- 練習問題 1 -
ベルフェイスの営業改革を扱った抜粋本文のうち、「前提として営業組織が取り組む」から「の型化をする必要があります。」までを一字も変えずに書き写すこと。
- 練習問題 2 -
ベルフェイスの営業改革を扱った抜粋本文で、「オンライン営業システムを提供するベルフェイスにとって」で始まる段落の要点を箇条書きにまとめよ。

コロナ禍で成功パターンが消えた──逆境のベルフェイスを「受注率10倍」に導いた秘策:先駆者たちの「セールスイネーブルメント」(2/3 ページ)
オンライン営業システムを提供するベルフェイスにとって、コロナ禍は逆境だった。多くの人がWeb会議システムで商談をすることに慣れ、競合は増え、電話商談の機会は減ったからだ。そんな中、セールスイネーブルメントに取り組んだことで、受注率は約10倍になったという。一体どんな取り組みを行っているのだろうか。
まずは「仕組み化」に注力 鍵は“購買可能性”
──最初に実施したことを教えてください。
前提として営業組織が取り組むべきことに「仕組み化」と「カルチャー醸成」、2つの項目があると考えています。そこで最初に取り組んだのは「仕組み化」。21年の2月頃から着手しました。
仕組み化するためには具体的に2つ、(1)購買可能性の高い顧客の絞り込みをすること、(2)購買可能性を上げる営業プロセスの型化をする必要があります。

[元データ]
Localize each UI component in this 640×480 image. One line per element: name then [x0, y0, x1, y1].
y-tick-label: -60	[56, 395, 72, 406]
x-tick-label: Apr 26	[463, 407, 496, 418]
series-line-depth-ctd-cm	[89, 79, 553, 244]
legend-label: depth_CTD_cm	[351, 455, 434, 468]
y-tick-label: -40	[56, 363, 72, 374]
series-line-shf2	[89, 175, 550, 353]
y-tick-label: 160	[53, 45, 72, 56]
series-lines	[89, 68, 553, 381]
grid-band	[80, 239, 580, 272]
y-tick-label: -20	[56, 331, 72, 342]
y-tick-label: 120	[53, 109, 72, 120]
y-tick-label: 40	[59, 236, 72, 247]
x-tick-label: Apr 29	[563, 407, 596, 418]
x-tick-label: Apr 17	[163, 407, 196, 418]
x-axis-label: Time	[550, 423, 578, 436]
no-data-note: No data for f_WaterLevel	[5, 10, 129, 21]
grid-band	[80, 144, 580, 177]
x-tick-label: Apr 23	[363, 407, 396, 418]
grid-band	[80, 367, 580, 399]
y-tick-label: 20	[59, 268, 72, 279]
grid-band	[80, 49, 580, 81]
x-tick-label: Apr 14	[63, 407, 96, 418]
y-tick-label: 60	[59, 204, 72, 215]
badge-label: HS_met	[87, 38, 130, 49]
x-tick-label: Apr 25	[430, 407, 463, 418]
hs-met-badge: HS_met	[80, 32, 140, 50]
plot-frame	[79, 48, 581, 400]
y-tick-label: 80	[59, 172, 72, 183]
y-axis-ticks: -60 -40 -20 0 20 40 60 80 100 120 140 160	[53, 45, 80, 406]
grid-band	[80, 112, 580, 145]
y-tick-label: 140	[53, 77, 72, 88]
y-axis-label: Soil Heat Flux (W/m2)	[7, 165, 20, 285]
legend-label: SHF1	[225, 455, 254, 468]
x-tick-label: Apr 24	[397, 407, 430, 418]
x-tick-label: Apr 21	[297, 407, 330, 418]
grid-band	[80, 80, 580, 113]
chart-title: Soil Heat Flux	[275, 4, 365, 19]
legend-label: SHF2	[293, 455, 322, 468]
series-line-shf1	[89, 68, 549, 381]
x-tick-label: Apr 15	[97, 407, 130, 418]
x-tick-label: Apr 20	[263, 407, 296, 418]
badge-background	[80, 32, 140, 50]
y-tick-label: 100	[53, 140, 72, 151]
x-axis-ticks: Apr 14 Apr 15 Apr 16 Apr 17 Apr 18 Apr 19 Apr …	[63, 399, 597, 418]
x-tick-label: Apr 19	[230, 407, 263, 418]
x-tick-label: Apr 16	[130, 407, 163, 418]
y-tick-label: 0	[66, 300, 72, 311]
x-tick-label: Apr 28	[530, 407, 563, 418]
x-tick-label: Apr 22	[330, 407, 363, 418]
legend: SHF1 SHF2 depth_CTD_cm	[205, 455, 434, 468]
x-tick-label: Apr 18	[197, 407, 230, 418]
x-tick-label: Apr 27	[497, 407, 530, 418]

- 練習の解答 1 -
前提として営業組織が取り組むべきことに「仕組み化」と「カルチャー醸成」、2つの項目があると考えています。そこで最初に取り組んだのは「仕組み化」。21年の2月頃から着手しました。
仕組み化するためには具体的に2つ、(1)購買可能性の高い顧客の絞り込みをすること、(2)購買可能性を上げる営業プロセスの型化をする必要があります。

- 練習の解答 2 -
- ベルフェイスはオンライン営業システムを提供している。
- 同社にとってコロナ禍は逆境だった。Web会議システムでの商談に慣れた人が増え、競合も増え、電話商談の機会が減ったためである。
- セールスイネーブルメントに取り組んだ結果、受注率は約10倍になったという。